**Your instructions:**
Below are some records; return each one exactly.

**Given records:**

★ ★ ★ ★ ★

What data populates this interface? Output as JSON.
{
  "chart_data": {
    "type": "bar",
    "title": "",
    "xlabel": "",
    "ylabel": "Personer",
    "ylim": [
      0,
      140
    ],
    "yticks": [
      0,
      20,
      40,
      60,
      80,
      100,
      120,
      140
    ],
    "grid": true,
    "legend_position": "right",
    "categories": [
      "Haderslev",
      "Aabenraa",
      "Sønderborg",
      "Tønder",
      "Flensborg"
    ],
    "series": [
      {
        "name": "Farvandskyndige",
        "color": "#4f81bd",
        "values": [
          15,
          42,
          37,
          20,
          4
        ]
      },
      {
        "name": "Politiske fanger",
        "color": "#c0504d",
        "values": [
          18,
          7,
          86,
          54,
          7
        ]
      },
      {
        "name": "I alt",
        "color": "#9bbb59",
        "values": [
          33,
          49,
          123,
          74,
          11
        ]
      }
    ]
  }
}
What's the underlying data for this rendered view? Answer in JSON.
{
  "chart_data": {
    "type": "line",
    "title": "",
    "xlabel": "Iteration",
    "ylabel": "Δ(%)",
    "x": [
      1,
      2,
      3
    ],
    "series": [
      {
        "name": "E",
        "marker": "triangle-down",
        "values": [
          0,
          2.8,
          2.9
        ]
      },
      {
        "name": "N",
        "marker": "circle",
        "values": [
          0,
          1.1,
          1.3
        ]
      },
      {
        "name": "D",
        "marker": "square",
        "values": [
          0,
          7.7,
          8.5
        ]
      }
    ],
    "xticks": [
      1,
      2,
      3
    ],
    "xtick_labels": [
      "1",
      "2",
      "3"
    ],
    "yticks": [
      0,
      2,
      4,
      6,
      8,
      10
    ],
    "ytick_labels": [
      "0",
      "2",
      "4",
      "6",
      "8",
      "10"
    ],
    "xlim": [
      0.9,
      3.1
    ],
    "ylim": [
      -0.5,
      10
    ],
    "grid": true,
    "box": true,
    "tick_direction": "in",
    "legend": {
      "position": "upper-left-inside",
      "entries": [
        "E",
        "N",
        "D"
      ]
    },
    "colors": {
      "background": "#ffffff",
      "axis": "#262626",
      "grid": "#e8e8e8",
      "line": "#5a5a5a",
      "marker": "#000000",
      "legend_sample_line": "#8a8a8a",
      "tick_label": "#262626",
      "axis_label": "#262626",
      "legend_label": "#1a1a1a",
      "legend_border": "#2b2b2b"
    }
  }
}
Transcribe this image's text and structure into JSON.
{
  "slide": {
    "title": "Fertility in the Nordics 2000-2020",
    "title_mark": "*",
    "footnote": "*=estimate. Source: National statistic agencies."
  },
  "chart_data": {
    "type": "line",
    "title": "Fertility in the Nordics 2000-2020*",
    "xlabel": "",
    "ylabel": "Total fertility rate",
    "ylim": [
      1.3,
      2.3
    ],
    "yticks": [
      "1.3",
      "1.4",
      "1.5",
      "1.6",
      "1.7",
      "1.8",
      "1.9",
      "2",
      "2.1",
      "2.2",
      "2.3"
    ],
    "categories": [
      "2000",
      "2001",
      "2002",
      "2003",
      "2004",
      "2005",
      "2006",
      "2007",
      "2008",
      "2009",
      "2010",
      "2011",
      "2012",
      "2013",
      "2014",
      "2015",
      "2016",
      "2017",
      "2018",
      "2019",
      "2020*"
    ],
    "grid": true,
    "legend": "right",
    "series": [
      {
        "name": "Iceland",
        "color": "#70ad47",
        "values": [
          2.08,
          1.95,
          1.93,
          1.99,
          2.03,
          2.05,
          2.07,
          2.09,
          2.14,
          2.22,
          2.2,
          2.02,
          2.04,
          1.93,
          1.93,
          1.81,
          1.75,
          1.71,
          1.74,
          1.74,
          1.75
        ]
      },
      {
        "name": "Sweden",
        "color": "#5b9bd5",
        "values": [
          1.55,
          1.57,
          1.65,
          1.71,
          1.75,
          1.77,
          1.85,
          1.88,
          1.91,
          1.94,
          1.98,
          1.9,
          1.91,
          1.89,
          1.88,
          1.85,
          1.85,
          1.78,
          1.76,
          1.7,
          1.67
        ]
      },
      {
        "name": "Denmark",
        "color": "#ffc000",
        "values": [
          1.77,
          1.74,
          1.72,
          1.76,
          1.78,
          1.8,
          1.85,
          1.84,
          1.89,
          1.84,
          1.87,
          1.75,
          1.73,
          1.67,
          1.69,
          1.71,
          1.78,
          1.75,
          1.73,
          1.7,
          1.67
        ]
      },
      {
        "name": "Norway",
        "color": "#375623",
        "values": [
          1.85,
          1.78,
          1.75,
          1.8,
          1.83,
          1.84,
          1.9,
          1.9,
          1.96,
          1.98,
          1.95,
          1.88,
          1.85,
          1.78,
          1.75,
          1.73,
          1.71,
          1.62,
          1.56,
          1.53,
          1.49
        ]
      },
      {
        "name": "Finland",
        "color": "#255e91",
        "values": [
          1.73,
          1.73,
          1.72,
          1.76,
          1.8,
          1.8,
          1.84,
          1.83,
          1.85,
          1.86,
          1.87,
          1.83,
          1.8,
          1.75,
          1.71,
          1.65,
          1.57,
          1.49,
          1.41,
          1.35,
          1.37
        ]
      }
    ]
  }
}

★ ★ ★ ★ ★

**Finished answer:**
What data populates this interface? Output as JSON.
{
  "chart_data": {
    "type": "bar",
    "title": "",
    "xlabel": "",
    "ylabel": "Personer",
    "ylim": [
      0,
      140
    ],
    "yticks": [
      0,
      20,
      40,
      60,
      80,
      100,
      120,
      140
    ],
    "grid": true,
    "legend_position": "right",
    "categories": [
      "Haderslev",
      "Aabenraa",
      "Sønderborg",
      "Tønder",
      "Flensborg"
    ],
    "series": [
      {
        "name": "Farvandskyndige",
        "color": "#4f81bd",
        "values": [
          15,
          42,
          37,
          20,
          4
        ]
      },
      {
        "name": "Politiske fanger",
        "color": "#c0504d",
        "values": [
          18,
          7,
          86,
          54,
          7
        ]
      },
      {
        "name": "I alt",
        "color": "#9bbb59",
        "values": [
          33,
          49,
          123,
          74,
          11
        ]
      }
    ]
  }
}
What's the underlying data for this rendered view? Answer in JSON.
{
  "chart_data": {
    "type": "line",
    "title": "",
    "xlabel": "Iteration",
    "ylabel": "Δ(%)",
    "x": [
      1,
      2,
      3
    ],
    "series": [
      {
        "name": "E",
        "marker": "triangle-down",
        "values": [
          0,
          2.8,
          2.9
        ]
      },
      {
        "name": "N",
        "marker": "circle",
        "values": [
          0,
          1.1,
          1.3
        ]
      },
      {
        "name": "D",
        "marker": "square",
        "values": [
          0,
          7.7,
          8.5
        ]
      }
    ],
    "xticks": [
      1,
      2,
      3
    ],
    "xtick_labels": [
      "1",
      "2",
      "3"
    ],
    "yticks": [
      0,
      2,
      4,
      6,
      8,
      10
    ],
    "ytick_labels": [
      "0",
      "2",
      "4",
      "6",
      "8",
      "10"
    ],
    "xlim": [
      0.9,
      3.1
    ],
    "ylim": [
      -0.5,
      10
    ],
    "grid": true,
    "box": true,
    "tick_direction": "in",
    "legend": {
      "position": "upper-left-inside",
      "entries": [
        "E",
        "N",
        "D"
      ]
    },
    "colors": {
      "background": "#ffffff",
      "axis": "#262626",
      "grid": "#e8e8e8",
      "line": "#5a5a5a",
      "marker": "#000000",
      "legend_sample_line": "#8a8a8a",
      "tick_label": "#262626",
      "axis_label": "#262626",
      "legend_label": "#1a1a1a",
      "legend_border": "#2b2b2b"
    }
  }
}
Transcribe this image's text and structure into JSON.
{
  "slide": {
    "title": "Fertility in the Nordics 2000-2020",
    "title_mark": "*",
    "footnote": "*=estimate. Source: National statistic agencies."
  },
  "chart_data": {
    "type": "line",
    "title": "Fertility in the Nordics 2000-2020*",
    "xlabel": "",
    "ylabel": "Total fertility rate",
    "ylim": [
      1.3,
      2.3
    ],
    "yticks": [
      "1.3",
      "1.4",
      "1.5",
      "1.6",
      "1.7",
      "1.8",
      "1.9",
      "2",
      "2.1",
      "2.2",
      "2.3"
    ],
    "categories": [
      "2000",
      "2001",
      "2002",
      "2003",
      "2004",
      "2005",
      "2006",
      "2007",
      "2008",
      "2009",
      "2010",
      "2011",
      "2012",
      "2013",
      "2014",
      "2015",
      "2016",
      "2017",
      "2018",
      "2019",
      "2020*"
    ],
    "grid": true,
    "legend": "right",
    "series": [
      {
        "name": "Iceland",
        "color": "#70ad47",
        "values": [
          2.08,
          1.95,
          1.93,
          1.99,
          2.03,
          2.05,
          2.07,
          2.09,
          2.14,
          2.22,
          2.2,
          2.02,
          2.04,
          1.93,
          1.93,
          1.81,
          1.75,
          1.71,
          1.74,
          1.74,
          1.75
        ]
      },
      {
        "name": "Sweden",
        "color": "#5b9bd5",
        "values": [
          1.55,
          1.57,
          1.65,
          1.71,
          1.75,
          1.77,
          1.85,
          1.88,
          1.91,
          1.94,
          1.98,
          1.9,
          1.91,
          1.89,
          1.88,
          1.85,
          1.85,
          1.78,
          1.76,
          1.7,
          1.67
        ]
      },
      {
        "name": "Denmark",
        "color": "#ffc000",
        "values": [
          1.77,
          1.74,
          1.72,
          1.76,
          1.78,
          1.8,
          1.85,
          1.84,
          1.89,
          1.84,
          1.87,
          1.75,
          1.73,
          1.67,
          1.69,
          1.71,
          1.78,
          1.75,
          1.73,
          1.7,
          1.67
        ]
      },
      {
        "name": "Norway",
        "color": "#375623",
        "values": [
          1.85,
          1.78,
          1.75,
          1.8,
          1.83,
          1.84,
          1.9,
          1.9,
          1.96,
          1.98,
          1.95,
          1.88,
          1.85,
          1.78,
          1.75,
          1.73,
          1.71,
          1.62,
          1.56,
          1.53,
          1.49
        ]
      },
      {
        "name": "Finland",
        "color": "#255e91",
        "values": [
          1.73,
          1.73,
          1.72,
          1.76,
          1.8,
          1.8,
          1.84,
          1.83,
          1.85,
          1.86,
          1.87,
          1.83,
          1.8,
          1.75,
          1.71,
          1.65,
          1.57,
          1.49,
          1.41,
          1.35,
          1.37
        ]
      }
    ]
  }
}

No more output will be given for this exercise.